YOUR OBJECTIVE
Looking at the records below, please work out how many lines contain the word "text" and give the number alone.

MATERIAL PROVIDED
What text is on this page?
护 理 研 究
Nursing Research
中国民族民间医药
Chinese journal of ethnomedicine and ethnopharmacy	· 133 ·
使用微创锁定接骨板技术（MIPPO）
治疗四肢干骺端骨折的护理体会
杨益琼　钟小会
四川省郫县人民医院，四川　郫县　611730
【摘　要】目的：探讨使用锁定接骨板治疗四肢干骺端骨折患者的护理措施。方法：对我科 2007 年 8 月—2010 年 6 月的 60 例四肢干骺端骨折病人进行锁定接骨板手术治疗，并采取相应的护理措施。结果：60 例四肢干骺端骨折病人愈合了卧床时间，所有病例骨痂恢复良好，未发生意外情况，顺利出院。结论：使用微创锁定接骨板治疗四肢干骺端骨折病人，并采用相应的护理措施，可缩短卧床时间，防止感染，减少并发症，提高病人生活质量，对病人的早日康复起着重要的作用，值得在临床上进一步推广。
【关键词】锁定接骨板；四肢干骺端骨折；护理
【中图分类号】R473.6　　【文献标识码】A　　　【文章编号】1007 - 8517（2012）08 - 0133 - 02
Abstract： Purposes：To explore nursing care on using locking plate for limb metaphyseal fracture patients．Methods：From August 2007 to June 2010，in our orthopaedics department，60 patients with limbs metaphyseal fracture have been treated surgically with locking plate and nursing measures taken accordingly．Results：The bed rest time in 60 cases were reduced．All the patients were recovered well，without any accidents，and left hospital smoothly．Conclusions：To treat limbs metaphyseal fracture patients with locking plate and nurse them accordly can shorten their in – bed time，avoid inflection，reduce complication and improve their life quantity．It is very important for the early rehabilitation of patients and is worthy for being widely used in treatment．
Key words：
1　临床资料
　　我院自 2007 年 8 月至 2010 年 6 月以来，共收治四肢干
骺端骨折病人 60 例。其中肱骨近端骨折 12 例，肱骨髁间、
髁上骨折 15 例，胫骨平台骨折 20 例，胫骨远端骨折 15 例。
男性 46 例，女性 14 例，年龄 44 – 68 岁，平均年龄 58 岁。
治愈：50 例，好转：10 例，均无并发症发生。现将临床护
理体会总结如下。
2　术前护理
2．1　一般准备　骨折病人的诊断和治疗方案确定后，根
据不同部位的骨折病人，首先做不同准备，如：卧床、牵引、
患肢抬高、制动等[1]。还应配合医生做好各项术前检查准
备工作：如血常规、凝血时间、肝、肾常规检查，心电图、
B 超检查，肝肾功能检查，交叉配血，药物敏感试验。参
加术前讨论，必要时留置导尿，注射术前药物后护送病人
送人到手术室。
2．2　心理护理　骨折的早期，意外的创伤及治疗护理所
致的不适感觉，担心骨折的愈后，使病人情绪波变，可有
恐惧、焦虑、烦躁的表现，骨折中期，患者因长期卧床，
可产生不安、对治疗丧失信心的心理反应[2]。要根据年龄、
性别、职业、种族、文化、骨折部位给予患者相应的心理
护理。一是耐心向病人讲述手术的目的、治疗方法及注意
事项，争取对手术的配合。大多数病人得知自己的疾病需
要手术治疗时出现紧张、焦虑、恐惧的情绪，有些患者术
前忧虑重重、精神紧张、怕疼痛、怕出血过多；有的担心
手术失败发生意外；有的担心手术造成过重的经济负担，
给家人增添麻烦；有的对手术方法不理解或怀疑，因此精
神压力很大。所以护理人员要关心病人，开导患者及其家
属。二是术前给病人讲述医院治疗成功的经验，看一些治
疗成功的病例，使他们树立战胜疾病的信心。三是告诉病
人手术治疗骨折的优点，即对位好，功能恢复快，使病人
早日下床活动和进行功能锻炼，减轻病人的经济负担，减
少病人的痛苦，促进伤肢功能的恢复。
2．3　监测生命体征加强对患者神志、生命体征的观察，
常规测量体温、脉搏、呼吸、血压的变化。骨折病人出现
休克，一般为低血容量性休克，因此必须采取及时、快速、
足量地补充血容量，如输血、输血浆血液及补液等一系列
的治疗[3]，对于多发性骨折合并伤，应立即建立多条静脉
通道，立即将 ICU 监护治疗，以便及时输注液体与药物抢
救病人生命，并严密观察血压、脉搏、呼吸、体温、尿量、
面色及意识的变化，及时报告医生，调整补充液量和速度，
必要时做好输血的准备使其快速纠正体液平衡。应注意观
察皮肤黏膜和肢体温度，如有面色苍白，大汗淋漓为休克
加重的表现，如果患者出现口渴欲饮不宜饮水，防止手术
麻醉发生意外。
* * *
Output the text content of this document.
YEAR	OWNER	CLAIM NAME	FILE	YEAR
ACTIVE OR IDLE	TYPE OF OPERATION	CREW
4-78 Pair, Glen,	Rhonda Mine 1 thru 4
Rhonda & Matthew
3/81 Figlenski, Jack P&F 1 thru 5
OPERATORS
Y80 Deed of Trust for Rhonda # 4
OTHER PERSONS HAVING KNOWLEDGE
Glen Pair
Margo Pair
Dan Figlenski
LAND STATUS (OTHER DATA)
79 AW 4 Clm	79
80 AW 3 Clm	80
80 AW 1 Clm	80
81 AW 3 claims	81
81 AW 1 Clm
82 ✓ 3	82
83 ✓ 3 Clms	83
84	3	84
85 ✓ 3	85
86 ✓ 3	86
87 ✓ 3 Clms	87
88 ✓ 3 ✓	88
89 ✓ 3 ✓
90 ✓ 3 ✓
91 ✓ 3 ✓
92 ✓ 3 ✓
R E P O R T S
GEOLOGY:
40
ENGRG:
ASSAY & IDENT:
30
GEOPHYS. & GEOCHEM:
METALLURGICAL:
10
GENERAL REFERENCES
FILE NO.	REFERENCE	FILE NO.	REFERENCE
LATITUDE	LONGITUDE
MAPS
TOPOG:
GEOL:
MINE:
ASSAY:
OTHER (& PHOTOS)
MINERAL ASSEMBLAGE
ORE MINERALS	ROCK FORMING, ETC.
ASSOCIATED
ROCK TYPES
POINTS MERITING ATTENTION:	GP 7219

ANSWER BOX
2